Directions for this task | Exactly as written, print each record in the listing.

Entries supplied |
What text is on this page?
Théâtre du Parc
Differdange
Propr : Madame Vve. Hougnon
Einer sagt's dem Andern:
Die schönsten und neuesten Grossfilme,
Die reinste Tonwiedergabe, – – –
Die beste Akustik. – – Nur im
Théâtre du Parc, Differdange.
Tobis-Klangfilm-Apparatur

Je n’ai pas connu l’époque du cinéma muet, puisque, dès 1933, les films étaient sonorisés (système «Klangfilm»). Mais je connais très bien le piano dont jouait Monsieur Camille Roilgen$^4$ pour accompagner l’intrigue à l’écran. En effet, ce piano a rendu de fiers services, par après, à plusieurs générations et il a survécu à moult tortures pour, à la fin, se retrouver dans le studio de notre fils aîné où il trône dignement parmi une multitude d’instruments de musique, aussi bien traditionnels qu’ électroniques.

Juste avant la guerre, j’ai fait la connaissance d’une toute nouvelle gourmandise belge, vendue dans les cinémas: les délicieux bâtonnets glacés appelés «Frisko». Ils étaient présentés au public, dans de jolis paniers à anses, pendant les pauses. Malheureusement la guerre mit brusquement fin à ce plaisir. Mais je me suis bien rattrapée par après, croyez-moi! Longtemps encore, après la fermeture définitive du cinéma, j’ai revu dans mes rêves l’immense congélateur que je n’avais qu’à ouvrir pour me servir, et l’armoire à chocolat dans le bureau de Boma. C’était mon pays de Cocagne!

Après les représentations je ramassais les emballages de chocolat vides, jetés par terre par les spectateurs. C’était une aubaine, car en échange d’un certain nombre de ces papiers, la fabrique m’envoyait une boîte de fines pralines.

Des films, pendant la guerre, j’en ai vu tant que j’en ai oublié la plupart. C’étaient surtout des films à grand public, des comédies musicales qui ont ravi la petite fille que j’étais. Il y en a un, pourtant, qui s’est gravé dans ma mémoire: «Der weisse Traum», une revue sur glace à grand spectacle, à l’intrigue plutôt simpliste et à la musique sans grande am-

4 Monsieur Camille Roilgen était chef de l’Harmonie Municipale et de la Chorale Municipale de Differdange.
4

Exercise answer |
What text is on this page?
Théâtre du Parc
Differdange
Propr : Madame Vve. Hougnon
Einer sagt's dem Andern:
Die schönsten und neuesten Grossfilme,
Die reinste Tonwiedergabe, – – –
Die beste Akustik. – – Nur im
Théâtre du Parc, Differdange.
Tobis-Klangfilm-Apparatur

Je n’ai pas connu l’époque du cinéma muet, puisque, dès 1933, les films étaient sonorisés (système «Klangfilm»). Mais je connais très bien le piano dont jouait Monsieur Camille Roilgen$^4$ pour accompagner l’intrigue à l’écran. En effet, ce piano a rendu de fiers services, par après, à plusieurs générations et il a survécu à moult tortures pour, à la fin, se retrouver dans le studio de notre fils aîné où il trône dignement parmi une multitude d’instruments de musique, aussi bien traditionnels qu’ électroniques.

Juste avant la guerre, j’ai fait la connaissance d’une toute nouvelle gourmandise belge, vendue dans les cinémas: les délicieux bâtonnets glacés appelés «Frisko». Ils étaient présentés au public, dans de jolis paniers à anses, pendant les pauses. Malheureusement la guerre mit brusquement fin à ce plaisir. Mais je me suis bien rattrapée par après, croyez-moi! Longtemps encore, après la fermeture définitive du cinéma, j’ai revu dans mes rêves l’immense congélateur que je n’avais qu’à ouvrir pour me servir, et l’armoire à chocolat dans le bureau de Boma. C’était mon pays de Cocagne!

Après les représentations je ramassais les emballages de chocolat vides, jetés par terre par les spectateurs. C’était une aubaine, car en échange d’un certain nombre de ces papiers, la fabrique m’envoyait une boîte de fines pralines.

Des films, pendant la guerre, j’en ai vu tant que j’en ai oublié la plupart. C’étaient surtout des films à grand public, des comédies musicales qui ont ravi la petite fille que j’étais. Il y en a un, pourtant, qui s’est gravé dans ma mémoire: «Der weisse Traum», une revue sur glace à grand spectacle, à l’intrigue plutôt simpliste et à la musique sans grande am-

4 Monsieur Camille Roilgen était chef de l’Harmonie Municipale et de la Chorale Municipale de Differdange.
4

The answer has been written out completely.